What follows is a listing to be transcribed exactly.

++++++++++++++++++++

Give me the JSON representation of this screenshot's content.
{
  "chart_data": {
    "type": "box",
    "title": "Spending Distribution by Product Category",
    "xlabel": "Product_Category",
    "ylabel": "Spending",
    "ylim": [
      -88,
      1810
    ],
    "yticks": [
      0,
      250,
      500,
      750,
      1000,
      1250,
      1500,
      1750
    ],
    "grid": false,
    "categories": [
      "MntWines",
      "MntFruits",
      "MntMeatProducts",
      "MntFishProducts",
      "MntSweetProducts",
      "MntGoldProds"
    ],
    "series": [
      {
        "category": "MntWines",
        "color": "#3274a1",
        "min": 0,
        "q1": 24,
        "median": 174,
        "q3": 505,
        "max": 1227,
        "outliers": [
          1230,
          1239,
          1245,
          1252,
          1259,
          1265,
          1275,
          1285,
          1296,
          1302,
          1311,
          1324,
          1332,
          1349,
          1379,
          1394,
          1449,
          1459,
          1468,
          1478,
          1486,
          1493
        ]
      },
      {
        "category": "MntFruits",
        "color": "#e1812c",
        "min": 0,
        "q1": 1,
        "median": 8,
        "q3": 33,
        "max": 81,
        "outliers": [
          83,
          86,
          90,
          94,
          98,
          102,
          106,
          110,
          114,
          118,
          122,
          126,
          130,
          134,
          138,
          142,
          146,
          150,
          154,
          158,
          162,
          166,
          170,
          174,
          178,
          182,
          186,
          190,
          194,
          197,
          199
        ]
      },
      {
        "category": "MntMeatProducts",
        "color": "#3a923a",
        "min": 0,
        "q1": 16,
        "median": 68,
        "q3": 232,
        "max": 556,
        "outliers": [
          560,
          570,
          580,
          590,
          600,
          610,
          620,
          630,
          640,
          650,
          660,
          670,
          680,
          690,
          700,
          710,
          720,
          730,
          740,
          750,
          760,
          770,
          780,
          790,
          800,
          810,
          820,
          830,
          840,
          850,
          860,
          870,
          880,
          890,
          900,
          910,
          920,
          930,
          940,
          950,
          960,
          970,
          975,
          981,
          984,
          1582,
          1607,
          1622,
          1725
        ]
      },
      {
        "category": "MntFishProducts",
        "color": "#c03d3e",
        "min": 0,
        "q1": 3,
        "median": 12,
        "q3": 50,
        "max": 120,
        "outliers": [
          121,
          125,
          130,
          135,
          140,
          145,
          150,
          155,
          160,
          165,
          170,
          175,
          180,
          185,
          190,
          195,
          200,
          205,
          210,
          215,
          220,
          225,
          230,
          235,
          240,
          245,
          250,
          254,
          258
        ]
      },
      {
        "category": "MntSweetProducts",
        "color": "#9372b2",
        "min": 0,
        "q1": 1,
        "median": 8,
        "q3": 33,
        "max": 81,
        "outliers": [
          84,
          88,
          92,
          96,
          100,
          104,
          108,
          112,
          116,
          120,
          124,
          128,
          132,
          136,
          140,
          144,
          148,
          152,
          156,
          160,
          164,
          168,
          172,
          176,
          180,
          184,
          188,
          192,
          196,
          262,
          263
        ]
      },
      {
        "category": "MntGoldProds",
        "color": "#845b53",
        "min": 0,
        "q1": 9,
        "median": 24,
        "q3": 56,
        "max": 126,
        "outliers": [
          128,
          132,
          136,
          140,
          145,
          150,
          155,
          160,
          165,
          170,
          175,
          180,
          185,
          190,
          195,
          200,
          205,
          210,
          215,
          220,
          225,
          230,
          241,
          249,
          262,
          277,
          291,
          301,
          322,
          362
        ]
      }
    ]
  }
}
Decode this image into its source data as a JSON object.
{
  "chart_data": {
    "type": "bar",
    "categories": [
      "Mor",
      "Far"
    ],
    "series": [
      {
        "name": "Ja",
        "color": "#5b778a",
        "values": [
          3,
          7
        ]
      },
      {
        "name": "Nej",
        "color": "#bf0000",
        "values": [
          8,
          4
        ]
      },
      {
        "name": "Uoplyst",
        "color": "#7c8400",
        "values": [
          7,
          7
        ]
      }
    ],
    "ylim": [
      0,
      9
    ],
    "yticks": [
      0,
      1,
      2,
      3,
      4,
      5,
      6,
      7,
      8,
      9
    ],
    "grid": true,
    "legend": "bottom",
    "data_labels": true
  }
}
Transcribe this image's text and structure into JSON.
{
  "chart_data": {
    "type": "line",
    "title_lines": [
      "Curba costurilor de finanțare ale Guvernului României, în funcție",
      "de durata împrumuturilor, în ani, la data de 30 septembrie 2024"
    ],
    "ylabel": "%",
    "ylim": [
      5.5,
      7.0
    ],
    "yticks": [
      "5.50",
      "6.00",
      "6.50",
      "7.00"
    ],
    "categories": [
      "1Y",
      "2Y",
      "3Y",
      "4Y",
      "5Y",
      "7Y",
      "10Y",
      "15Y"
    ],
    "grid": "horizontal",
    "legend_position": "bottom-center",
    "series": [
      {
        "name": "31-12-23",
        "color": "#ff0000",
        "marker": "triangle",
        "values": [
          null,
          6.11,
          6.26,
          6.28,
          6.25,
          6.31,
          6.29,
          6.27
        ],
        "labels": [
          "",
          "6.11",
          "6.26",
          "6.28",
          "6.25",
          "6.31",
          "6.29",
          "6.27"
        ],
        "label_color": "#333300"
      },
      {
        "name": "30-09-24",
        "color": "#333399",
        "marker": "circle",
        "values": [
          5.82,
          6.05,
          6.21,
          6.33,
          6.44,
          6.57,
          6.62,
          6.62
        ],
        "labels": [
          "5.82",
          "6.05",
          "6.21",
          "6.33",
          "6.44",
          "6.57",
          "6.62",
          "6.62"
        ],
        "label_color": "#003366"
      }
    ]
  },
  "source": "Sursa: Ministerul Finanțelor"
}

++++++++++++++++++++

RESPONSE:
Give me the JSON representation of this screenshot's content.
{
  "chart_data": {
    "type": "box",
    "title": "Spending Distribution by Product Category",
    "xlabel": "Product_Category",
    "ylabel": "Spending",
    "ylim": [
      -88,
      1810
    ],
    "yticks": [
      0,
      250,
      500,
      750,
      1000,
      1250,
      1500,
      1750
    ],
    "grid": false,
    "categories": [
      "MntWines",
      "MntFruits",
      "MntMeatProducts",
      "MntFishProducts",
      "MntSweetProducts",
      "MntGoldProds"
    ],
    "series": [
      {
        "category": "MntWines",
        "color": "#3274a1",
        "min": 0,
        "q1": 24,
        "median": 174,
        "q3": 505,
        "max": 1227,
        "outliers": [
          1230,
          1239,
          1245,
          1252,
          1259,
          1265,
          1275,
          1285,
          1296,
          1302,
          1311,
          1324,
          1332,
          1349,
          1379,
          1394,
          1449,
          1459,
          1468,
          1478,
          1486,
          1493
        ]
      },
      {
        "category": "MntFruits",
        "color": "#e1812c",
        "min": 0,
        "q1": 1,
        "median": 8,
        "q3": 33,
        "max": 81,
        "outliers": [
          83,
          86,
          90,
          94,
          98,
          102,
          106,
          110,
          114,
          118,
          122,
          126,
          130,
          134,
          138,
          142,
          146,
          150,
          154,
          158,
          162,
          166,
          170,
          174,
          178,
          182,
          186,
          190,
          194,
          197,
          199
        ]
      },
      {
        "category": "MntMeatProducts",
        "color": "#3a923a",
        "min": 0,
        "q1": 16,
        "median": 68,
        "q3": 232,
        "max": 556,
        "outliers": [
          560,
          570,
          580,
          590,
          600,
          610,
          620,
          630,
          640,
          650,
          660,
          670,
          680,
          690,
          700,
          710,
          720,
          730,
          740,
          750,
          760,
          770,
          780,
          790,
          800,
          810,
          820,
          830,
          840,
          850,
          860,
          870,
          880,
          890,
          900,
          910,
          920,
          930,
          940,
          950,
          960,
          970,
          975,
          981,
          984,
          1582,
          1607,
          1622,
          1725
        ]
      },
      {
        "category": "MntFishProducts",
        "color": "#c03d3e",
        "min": 0,
        "q1": 3,
        "median": 12,
        "q3": 50,
        "max": 120,
        "outliers": [
          121,
          125,
          130,
          135,
          140,
          145,
          150,
          155,
          160,
          165,
          170,
          175,
          180,
          185,
          190,
          195,
          200,
          205,
          210,
          215,
          220,
          225,
          230,
          235,
          240,
          245,
          250,
          254,
          258
        ]
      },
      {
        "category": "MntSweetProducts",
        "color": "#9372b2",
        "min": 0,
        "q1": 1,
        "median": 8,
        "q3": 33,
        "max": 81,
        "outliers": [
          84,
          88,
          92,
          96,
          100,
          104,
          108,
          112,
          116,
          120,
          124,
          128,
          132,
          136,
          140,
          144,
          148,
          152,
          156,
          160,
          164,
          168,
          172,
          176,
          180,
          184,
          188,
          192,
          196,
          262,
          263
        ]
      },
      {
        "category": "MntGoldProds",
        "color": "#845b53",
        "min": 0,
        "q1": 9,
        "median": 24,
        "q3": 56,
        "max": 126,
        "outliers": [
          128,
          132,
          136,
          140,
          145,
          150,
          155,
          160,
          165,
          170,
          175,
          180,
          185,
          190,
          195,
          200,
          205,
          210,
          215,
          220,
          225,
          230,
          241,
          249,
          262,
          277,
          291,
          301,
          322,
          362
        ]
      }
    ]
  }
}
Decode this image into its source data as a JSON object.
{
  "chart_data": {
    "type": "bar",
    "categories": [
      "Mor",
      "Far"
    ],
    "series": [
      {
        "name": "Ja",
        "color": "#5b778a",
        "values": [
          3,
          7
        ]
      },
      {
        "name": "Nej",
        "color": "#bf0000",
        "values": [
          8,
          4
        ]
      },
      {
        "name": "Uoplyst",
        "color": "#7c8400",
        "values": [
          7,
          7
        ]
      }
    ],
    "ylim": [
      0,
      9
    ],
    "yticks": [
      0,
      1,
      2,
      3,
      4,
      5,
      6,
      7,
      8,
      9
    ],
    "grid": true,
    "legend": "bottom",
    "data_labels": true
  }
}
Transcribe this image's text and structure into JSON.
{
  "chart_data": {
    "type": "line",
    "title_lines": [
      "Curba costurilor de finanțare ale Guvernului României, în funcție",
      "de durata împrumuturilor, în ani, la data de 30 septembrie 2024"
    ],
    "ylabel": "%",
    "ylim": [
      5.5,
      7.0
    ],
    "yticks": [
      "5.50",
      "6.00",
      "6.50",
      "7.00"
    ],
    "categories": [
      "1Y",
      "2Y",
      "3Y",
      "4Y",
      "5Y",
      "7Y",
      "10Y",
      "15Y"
    ],
    "grid": "horizontal",
    "legend_position": "bottom-center",
    "series": [
      {
        "name": "31-12-23",
        "color": "#ff0000",
        "marker": "triangle",
        "values": [
          null,
          6.11,
          6.26,
          6.28,
          6.25,
          6.31,
          6.29,
          6.27
        ],
        "labels": [
          "",
          "6.11",
          "6.26",
          "6.28",
          "6.25",
          "6.31",
          "6.29",
          "6.27"
        ],
        "label_color": "#333300"
      },
      {
        "name": "30-09-24",
        "color": "#333399",
        "marker": "circle",
        "values": [
          5.82,
          6.05,
          6.21,
          6.33,
          6.44,
          6.57,
          6.62,
          6.62
        ],
        "labels": [
          "5.82",
          "6.05",
          "6.21",
          "6.33",
          "6.44",
          "6.57",
          "6.62",
          "6.62"
        ],
        "label_color": "#003366"
      }
    ]
  },
  "source": "Sursa: Ministerul Finanțelor"
}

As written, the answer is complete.